==== DATA EXTRACT ====

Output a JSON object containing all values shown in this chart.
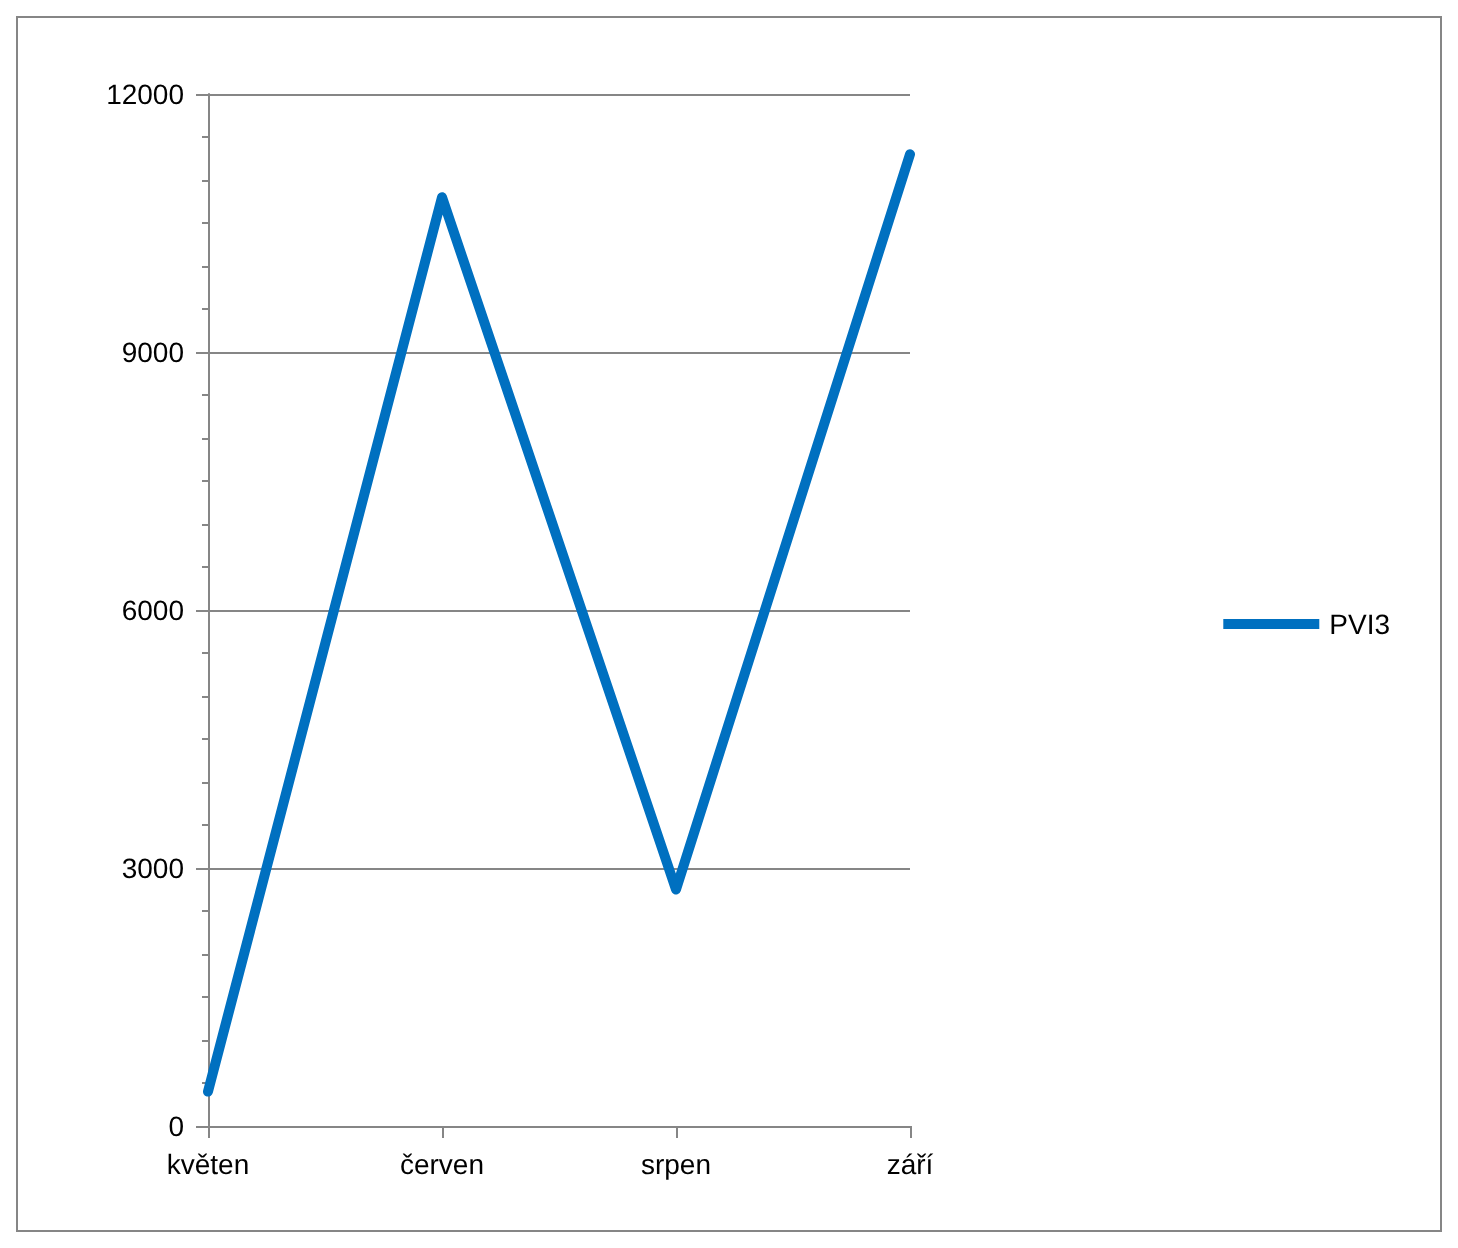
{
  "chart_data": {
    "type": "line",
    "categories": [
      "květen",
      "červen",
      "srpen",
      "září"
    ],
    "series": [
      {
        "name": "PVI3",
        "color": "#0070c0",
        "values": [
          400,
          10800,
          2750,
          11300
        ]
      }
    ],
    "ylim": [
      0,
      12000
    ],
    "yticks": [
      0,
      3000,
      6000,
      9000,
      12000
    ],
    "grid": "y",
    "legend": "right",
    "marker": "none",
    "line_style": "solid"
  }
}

====

GIVEN REQUEST: Whichever lines contain the string "values", select and copy them.

EXERCISE RESPONSE:
Output a JSON object containing all values shown in this chart.
        "values": [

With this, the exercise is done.